Without the pictures, copy all the entries below exactly.

[start Material provided]

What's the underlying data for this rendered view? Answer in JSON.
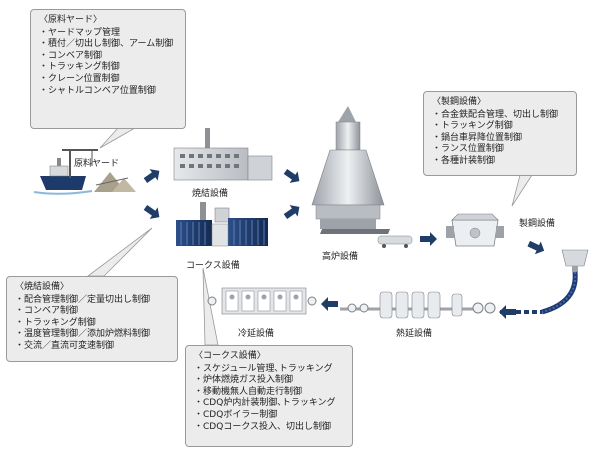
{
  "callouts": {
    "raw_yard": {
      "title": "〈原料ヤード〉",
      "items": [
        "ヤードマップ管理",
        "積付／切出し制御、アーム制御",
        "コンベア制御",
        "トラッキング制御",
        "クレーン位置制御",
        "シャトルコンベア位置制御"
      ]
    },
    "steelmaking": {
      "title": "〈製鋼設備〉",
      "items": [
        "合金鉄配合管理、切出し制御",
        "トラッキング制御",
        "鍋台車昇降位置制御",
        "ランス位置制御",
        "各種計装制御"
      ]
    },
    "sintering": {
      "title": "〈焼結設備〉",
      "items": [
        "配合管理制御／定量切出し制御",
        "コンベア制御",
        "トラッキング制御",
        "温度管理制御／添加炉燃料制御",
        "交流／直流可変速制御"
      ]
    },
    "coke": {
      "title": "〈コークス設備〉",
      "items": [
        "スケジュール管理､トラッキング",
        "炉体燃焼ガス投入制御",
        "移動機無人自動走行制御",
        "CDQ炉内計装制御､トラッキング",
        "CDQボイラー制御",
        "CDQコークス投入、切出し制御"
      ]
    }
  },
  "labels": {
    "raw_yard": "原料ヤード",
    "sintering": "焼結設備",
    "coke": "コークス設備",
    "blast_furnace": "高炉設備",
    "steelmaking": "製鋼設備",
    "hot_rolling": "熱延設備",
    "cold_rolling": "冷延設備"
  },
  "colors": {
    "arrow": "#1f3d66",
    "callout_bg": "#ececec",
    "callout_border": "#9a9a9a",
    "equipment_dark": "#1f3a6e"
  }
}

[end Material provided]

* Written response
What's the underlying data for this rendered view? Answer in JSON.
{
  "callouts": {
    "raw_yard": {
      "title": "〈原料ヤード〉",
      "items": [
        "ヤードマップ管理",
        "積付／切出し制御、アーム制御",
        "コンベア制御",
        "トラッキング制御",
        "クレーン位置制御",
        "シャトルコンベア位置制御"
      ]
    },
    "steelmaking": {
      "title": "〈製鋼設備〉",
      "items": [
        "合金鉄配合管理、切出し制御",
        "トラッキング制御",
        "鍋台車昇降位置制御",
        "ランス位置制御",
        "各種計装制御"
      ]
    },
    "sintering": {
      "title": "〈焼結設備〉",
      "items": [
        "配合管理制御／定量切出し制御",
        "コンベア制御",
        "トラッキング制御",
        "温度管理制御／添加炉燃料制御",
        "交流／直流可変速制御"
      ]
    },
    "coke": {
      "title": "〈コークス設備〉",
      "items": [
        "スケジュール管理､トラッキング",
        "炉体燃焼ガス投入制御",
        "移動機無人自動走行制御",
        "CDQ炉内計装制御､トラッキング",
        "CDQボイラー制御",
        "CDQコークス投入、切出し制御"
      ]
    }
  },
  "labels": {
    "raw_yard": "原料ヤード",
    "sintering": "焼結設備",
    "coke": "コークス設備",
    "blast_furnace": "高炉設備",
    "steelmaking": "製鋼設備",
    "hot_rolling": "熱延設備",
    "cold_rolling": "冷延設備"
  },
  "colors": {
    "arrow": "#1f3d66",
    "callout_bg": "#ececec",
    "callout_border": "#9a9a9a",
    "equipment_dark": "#1f3a6e"
  }
}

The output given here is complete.